[Layout element annotations]
______
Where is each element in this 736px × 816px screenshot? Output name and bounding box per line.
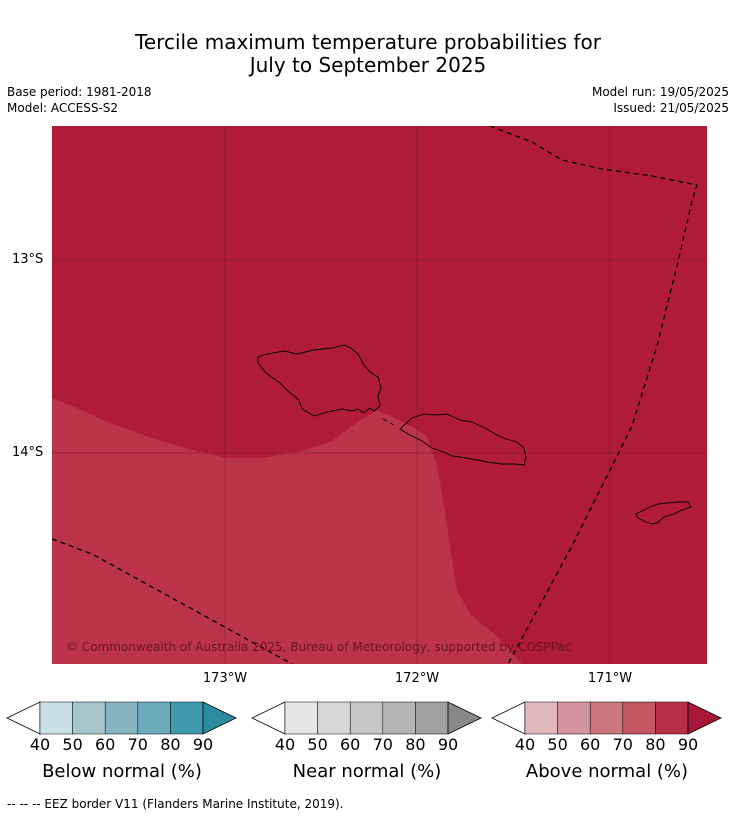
colorbar-segment [589, 701, 624, 735]
colorbar-near-label: Near normal (%) [292, 761, 442, 782]
colorbar-below-label: Below normal (%) [42, 761, 202, 782]
meta-left: Base period: 1981-2018 Model: ACCESS-S2 [7, 84, 152, 116]
colorbar-segment [524, 701, 558, 735]
tick-label: 40 [514, 735, 536, 754]
eez-footnote: -- -- -- EEZ border V11 (Flanders Marine… [7, 797, 344, 811]
tick-label: 80 [405, 735, 426, 754]
tick-label: 60 [580, 735, 601, 754]
colorbar-above-svg [491, 701, 722, 735]
eez-border [52, 126, 698, 664]
colorbar-near-segments [251, 701, 482, 735]
apolima-islet [382, 418, 388, 422]
colorbar-extension-low [251, 701, 286, 735]
colorbar-segment [382, 701, 416, 735]
tick-label: 50 [307, 735, 328, 754]
colorbar-above-label: Above normal (%) [525, 761, 689, 782]
colorbar-near-normal [251, 701, 483, 735]
lon-label-172w: 172°W [394, 671, 440, 686]
colorbar-segment [655, 701, 689, 735]
colorbar-segment [284, 701, 318, 735]
colorbar-segment [39, 701, 73, 735]
upolu-island-outline [399, 413, 527, 466]
colorbar-below-segments [6, 701, 237, 735]
colorbar-segment [349, 701, 384, 735]
tick-label: 50 [62, 735, 83, 754]
colorbar-segment [622, 701, 656, 735]
tick-label: 60 [340, 735, 361, 754]
title-line-2: July to September 2025 [249, 53, 487, 77]
map-panel: © Commonwealth of Australia 2025, Bureau… [52, 126, 707, 664]
colorbar-below-svg [6, 701, 237, 735]
tick-label: 70 [127, 735, 148, 754]
tick-label: 90 [192, 735, 214, 754]
colorbar-segment [137, 701, 171, 735]
colorbar-segment [415, 701, 449, 735]
base-period: Base period: 1981-2018 [7, 85, 152, 99]
colorbar-extension-high [202, 701, 237, 735]
colorbar-segment [170, 701, 204, 735]
lat-label-14s: 14°S [12, 445, 44, 460]
lat-label-13s: 13°S [12, 252, 44, 267]
tick-label: 80 [160, 735, 181, 754]
colorbar-above-normal [491, 701, 723, 735]
colorbar-extension-low [491, 701, 526, 735]
manono-islet [389, 422, 395, 426]
copyright-notice: © Commonwealth of Australia 2025, Bureau… [66, 640, 572, 654]
eez-border-east [489, 126, 698, 664]
coastlines [257, 344, 692, 525]
map-svg [52, 126, 707, 664]
tick-label: 90 [437, 735, 459, 754]
model-run: Model run: 19/05/2025 [591, 85, 729, 99]
tick-label: 60 [95, 735, 116, 754]
eez-border-southwest [52, 538, 293, 664]
colorbar-extension-low [6, 701, 41, 735]
tick-label: 80 [645, 735, 666, 754]
title-line-1: Tercile maximum temperature probabilitie… [135, 30, 601, 54]
colorbar-segment [72, 701, 106, 735]
meta-right: Model run: 19/05/2025 Issued: 21/05/2025 [592, 84, 729, 116]
colorbar-near-svg [251, 701, 482, 735]
colorbar-extension-high [687, 701, 722, 735]
colorbar-segment [317, 701, 351, 735]
model-name: Model: ACCESS-S2 [7, 101, 119, 115]
region-above-70-80 [52, 398, 522, 664]
tutuila-island-outline [635, 501, 692, 525]
tick-label: 40 [29, 735, 51, 754]
tick-label: 50 [547, 735, 568, 754]
issued-date: Issued: 21/05/2025 [613, 101, 729, 115]
lon-label-171w: 171°W [587, 671, 633, 686]
colorbar-below-normal [6, 701, 238, 735]
tick-label: 70 [372, 735, 393, 754]
tick-label: 90 [677, 735, 699, 754]
savaii-island-outline [257, 344, 382, 417]
tick-label: 40 [274, 735, 296, 754]
tick-label: 70 [612, 735, 633, 754]
colorbar-extension-high [447, 701, 482, 735]
graticule [52, 126, 707, 664]
chart-title: Tercile maximum temperature probabilitie… [0, 31, 736, 77]
colorbar-above-segments [491, 701, 722, 735]
colorbar-segment [104, 701, 139, 735]
lon-label-173w: 173°W [202, 671, 248, 686]
colorbar-segment [557, 701, 591, 735]
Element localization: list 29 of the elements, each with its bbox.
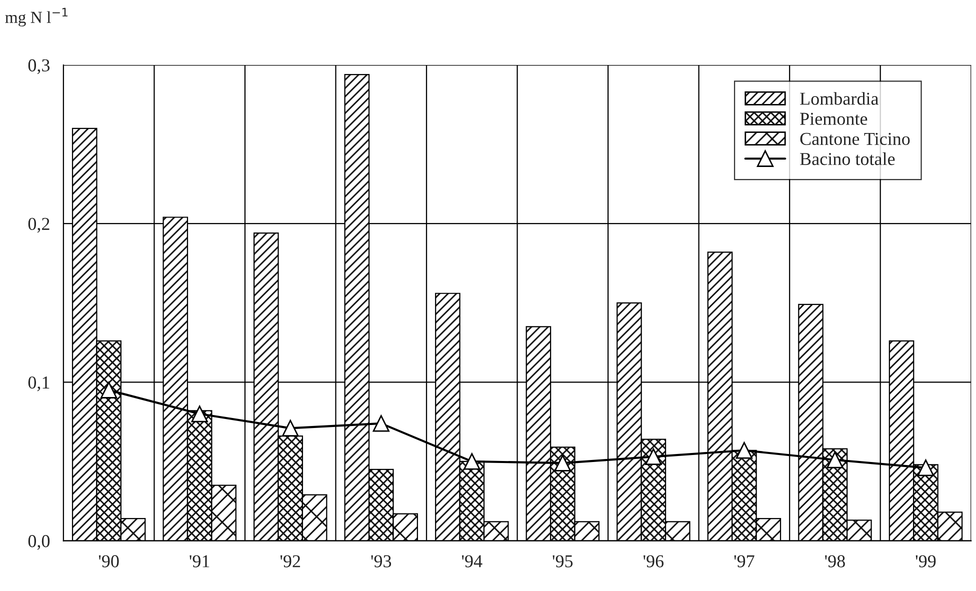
legend-label: Cantone Ticino [800,132,910,146]
point [736,442,753,459]
x-tick-label: '93 [371,555,392,568]
x-tick-label: '90 [98,555,119,568]
point [464,453,480,470]
point [100,382,118,398]
point [191,406,208,422]
x-tick-label: '94 [462,555,482,568]
legend-label: Lombardia [800,92,879,105]
point [826,452,844,468]
x-tick-label: '96 [644,555,664,568]
point [917,459,934,476]
legend-label: Bacino totale [800,152,895,166]
x-tick-label: '92 [280,555,300,568]
y-tick-label: 0,1 [28,376,50,392]
point [645,448,662,466]
point [282,420,299,437]
y-axis-title: mg N l$^{−1}$ [5,8,68,26]
x-tick-label: '95 [552,555,573,568]
y-tick-label: 0,2 [28,218,50,233]
y-tick-label: 0,3 [28,59,50,74]
x-tick-label: '99 [916,555,936,568]
point [554,454,571,472]
y-tick-label: 0,0 [28,535,50,550]
point [372,415,390,432]
x-tick-label: '98 [825,555,845,568]
x-tick-label: '91 [190,555,210,568]
legend-label: Piemonte [800,112,868,125]
x-tick-label: '97 [734,555,754,568]
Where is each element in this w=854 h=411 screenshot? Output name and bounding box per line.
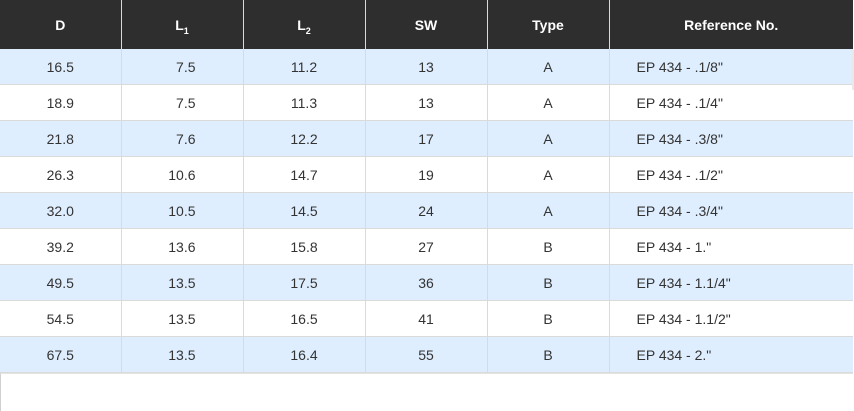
table-row: 18.9 7.5 11.3 13 A EP 434 - .1/4" — [0, 84, 853, 121]
cell-type: A — [487, 120, 610, 157]
cell-type: A — [487, 49, 610, 85]
cell-l1: 7.6 — [121, 120, 244, 157]
cell-l2: 12.2 — [243, 120, 366, 157]
cell-reference-no: EP 434 - .1/8" — [609, 49, 853, 85]
table-row: 67.5 13.5 16.4 55 B EP 434 - 2." — [0, 336, 853, 373]
cell-reference-no: EP 434 - .3/8" — [609, 120, 853, 157]
table-header: D L1 L2 SW Type Reference No. — [0, 0, 853, 49]
cell-d: 67.5 — [0, 336, 122, 373]
table-row: 39.2 13.6 15.8 27 B EP 434 - 1." — [0, 228, 853, 265]
cell-l1: 7.5 — [121, 84, 244, 121]
cell-reference-no: EP 434 - 1.1/2" — [609, 300, 853, 337]
cell-l2: 15.8 — [243, 228, 366, 265]
cell-type: A — [487, 192, 610, 229]
cell-l1: 10.6 — [121, 156, 244, 193]
cell-sw: 17 — [365, 120, 488, 157]
dimensions-table: D L1 L2 SW Type Reference No. 16.5 7.5 11.… — [0, 0, 853, 373]
table-row: 32.0 10.5 14.5 24 A EP 434 - .3/4" — [0, 192, 853, 229]
cell-sw: 13 — [365, 49, 488, 85]
table-row: 49.5 13.5 17.5 36 B EP 434 - 1.1/4" — [0, 264, 853, 301]
cell-type: B — [487, 228, 610, 265]
cell-reference-no: EP 434 - .1/2" — [609, 156, 853, 193]
cell-type: B — [487, 300, 610, 337]
empty-table-area — [0, 373, 853, 411]
cell-type: A — [487, 84, 610, 121]
cell-d: 18.9 — [0, 84, 122, 121]
cell-type: B — [487, 336, 610, 373]
cell-sw: 41 — [365, 300, 488, 337]
table-row: 21.8 7.6 12.2 17 A EP 434 - .3/8" — [0, 120, 853, 157]
cell-sw: 36 — [365, 264, 488, 301]
table-row: 16.5 7.5 11.2 13 A EP 434 - .1/8" — [0, 49, 853, 85]
cell-l2: 14.7 — [243, 156, 366, 193]
cell-d: 39.2 — [0, 228, 122, 265]
cell-l1: 13.5 — [121, 264, 244, 301]
cell-reference-no: EP 434 - .1/4" — [609, 84, 853, 121]
scrollbar-edge — [852, 50, 854, 90]
table-body: 16.5 7.5 11.2 13 A EP 434 - .1/8" 18.9 7.5 11.3 1… — [0, 49, 853, 373]
header-l2: L2 — [243, 0, 366, 49]
cell-reference-no: EP 434 - 1.1/4" — [609, 264, 853, 301]
header-l1: L1 — [121, 0, 244, 49]
cell-l1: 13.5 — [121, 336, 244, 373]
cell-d: 32.0 — [0, 192, 122, 229]
cell-type: B — [487, 264, 610, 301]
cell-l1: 10.5 — [121, 192, 244, 229]
cell-l2: 16.4 — [243, 336, 366, 373]
cell-reference-no: EP 434 - 2." — [609, 336, 853, 373]
cell-sw: 19 — [365, 156, 488, 193]
cell-d: 16.5 — [0, 49, 122, 85]
header-sw: SW — [365, 0, 488, 49]
cell-reference-no: EP 434 - .3/4" — [609, 192, 853, 229]
cell-l2: 11.2 — [243, 49, 366, 85]
table-row: 54.5 13.5 16.5 41 B EP 434 - 1.1/2" — [0, 300, 853, 337]
cell-l2: 16.5 — [243, 300, 366, 337]
cell-l1: 13.5 — [121, 300, 244, 337]
cell-l2: 17.5 — [243, 264, 366, 301]
cell-d: 21.8 — [0, 120, 122, 157]
cell-l2: 11.3 — [243, 84, 366, 121]
cell-d: 49.5 — [0, 264, 122, 301]
cell-sw: 24 — [365, 192, 488, 229]
cell-sw: 13 — [365, 84, 488, 121]
cell-d: 54.5 — [0, 300, 122, 337]
cell-type: A — [487, 156, 610, 193]
cell-l1: 7.5 — [121, 49, 244, 85]
cell-reference-no: EP 434 - 1." — [609, 228, 853, 265]
header-d: D — [0, 0, 122, 49]
header-reference-no: Reference No. — [609, 0, 853, 49]
header-row: D L1 L2 SW Type Reference No. — [0, 0, 853, 49]
cell-sw: 55 — [365, 336, 488, 373]
cell-d: 26.3 — [0, 156, 122, 193]
cell-l2: 14.5 — [243, 192, 366, 229]
table-row: 26.3 10.6 14.7 19 A EP 434 - .1/2" — [0, 156, 853, 193]
cell-sw: 27 — [365, 228, 488, 265]
header-type: Type — [487, 0, 610, 49]
cell-l1: 13.6 — [121, 228, 244, 265]
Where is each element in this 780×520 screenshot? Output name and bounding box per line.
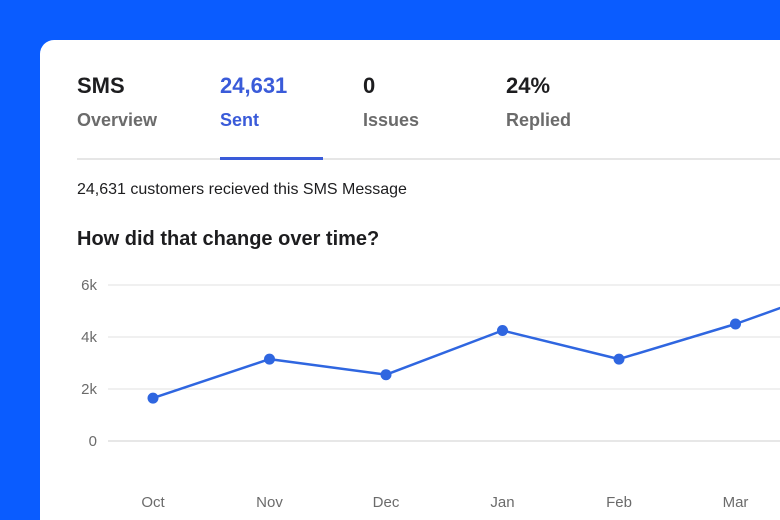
y-tick-label: 4k <box>81 329 97 346</box>
data-point <box>264 353 275 365</box>
summary-text: 24,631 customers recieved this SMS Messa… <box>77 181 407 199</box>
tab-overview[interactable]: SMS Overview <box>77 72 157 158</box>
summary-count: 24,631 <box>77 181 126 198</box>
tab-sent[interactable]: 24,631 Sent <box>220 72 324 160</box>
summary-description: customers recieved this SMS Message <box>125 181 407 198</box>
data-point <box>613 353 625 365</box>
sms-stats-card: SMS Overview 24,631 Sent 0 Issues 24% Re… <box>40 40 780 520</box>
x-tick-label: Feb <box>606 494 632 511</box>
data-point <box>497 325 508 336</box>
x-tick-label: Mar <box>723 494 749 511</box>
tab-overview-label: Overview <box>77 110 158 130</box>
series-line <box>152 306 780 400</box>
data-point <box>380 369 392 381</box>
y-tick-label: 2k <box>81 381 97 398</box>
y-tick-label: 0 <box>89 433 97 450</box>
x-tick-label: Nov <box>256 494 283 511</box>
tab-replied-value: 24% <box>506 73 551 98</box>
stats-tabs: SMS Overview 24,631 Sent 0 Issues 24% Re… <box>77 72 780 160</box>
data-point <box>730 318 741 330</box>
x-tick-label: Dec <box>373 494 400 511</box>
data-point <box>147 392 159 404</box>
tab-sent-value: 24,631 <box>220 73 288 98</box>
tab-issues-label: Issues <box>363 110 420 130</box>
chart-question-heading: How did that change over time? <box>77 228 380 250</box>
tab-issues[interactable]: 0 Issues <box>363 72 419 158</box>
x-tick-label: Oct <box>141 494 165 511</box>
tab-sent-label: Sent <box>220 110 260 130</box>
tab-replied-label: Replied <box>506 110 572 130</box>
tab-replied[interactable]: 24% Replied <box>506 72 571 158</box>
sent-over-time-chart: 02k4k6kOctNovDecJanFebMarApr <box>81 277 780 511</box>
tab-issues-value: 0 <box>363 73 376 98</box>
y-tick-label: 6k <box>81 277 97 294</box>
tab-overview-value: SMS <box>77 73 125 98</box>
x-tick-label: Jan <box>490 494 514 511</box>
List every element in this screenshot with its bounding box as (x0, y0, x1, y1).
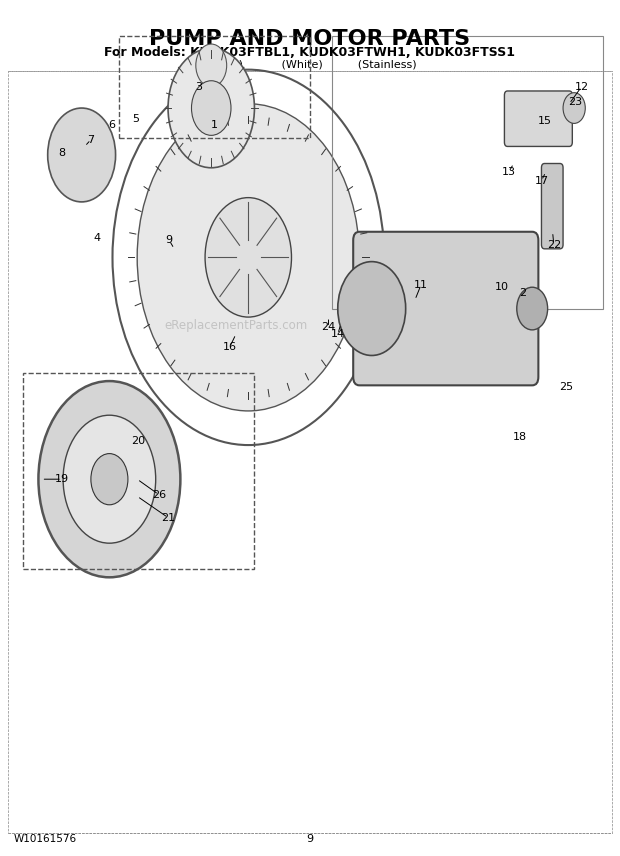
______
## YOUR OBJECTIVE
Turn every line of the material above, from the one containing "colorbar-segment [589, 701, 624, 735]" down to the one containing "map-panel: © Commonwealth", into a Markdown table with the columns "Row" and "Entry", skipping any blank lines.

## WRITTEN ANSWER
| Row | Entry |
|---|---|
| 1 | colorbar-segment [589, 701, 624, 735] |
| 2 | colorbar-near-label: Near normal (%) [292, 761, 442, 782] |
| 3 | colorbar-below-label: Below normal (%) [42, 761, 202, 782] |
| 4 | meta-left: Base period: 1981-2018 Model: ACCESS-S2 [7, 84, 152, 116] |
| 5 | colorbar-segment [524, 701, 558, 735] |
| 6 | tick-label: 40 [514, 735, 536, 754] |
| 7 | eez-footnote: -- -- -- EEZ border V11 (Flanders Marine… [7, 797, 344, 811] |
| 8 | tick-label: 80 [405, 735, 426, 754] |
| 9 | tick-label: 60 [580, 735, 601, 754] |
| 10 | colorbar-above-svg [491, 701, 722, 735] |
| 11 | eez-border [52, 126, 698, 664] |
| 12 | colorbar-near-segments [251, 701, 482, 735] |
| 13 | apolima-islet [382, 418, 388, 422] |
| 14 | colorbar-extension-low [251, 701, 286, 735] |
| 15 | colorbar-segment [382, 701, 416, 735] |
| 16 | tick-label: 50 [307, 735, 328, 754] |
| 17 | colorbar-above-label: Above normal (%) [525, 761, 689, 782] |
| 18 | colorbar-near-normal [251, 701, 483, 735] |
| 19 | lon-label-172w: 172°W [394, 671, 440, 686] |
| 20 | colorbar-segment [655, 701, 689, 735] |
| 21 | colorbar-segment [284, 701, 318, 735] |
| 22 | colorbar-segment [39, 701, 73, 735] |
| 23 | upolu-island-outline [399, 413, 527, 466] |
| 24 | colorbar-below-segments [6, 701, 237, 735] |
| 25 | colorbar-segment [349, 701, 384, 735] |
| 26 | tick-label: 50 [62, 735, 83, 754] |
| 27 | colorbar-segment [622, 701, 656, 735] |
| 28 | tick-label: 60 [340, 735, 361, 754] |
| 29 | title-line-2: July to September 2025 [249, 53, 487, 77] |
| 30 | map-panel: © Commonwealth of Australia 2025, Bureau… [52, 126, 707, 664] |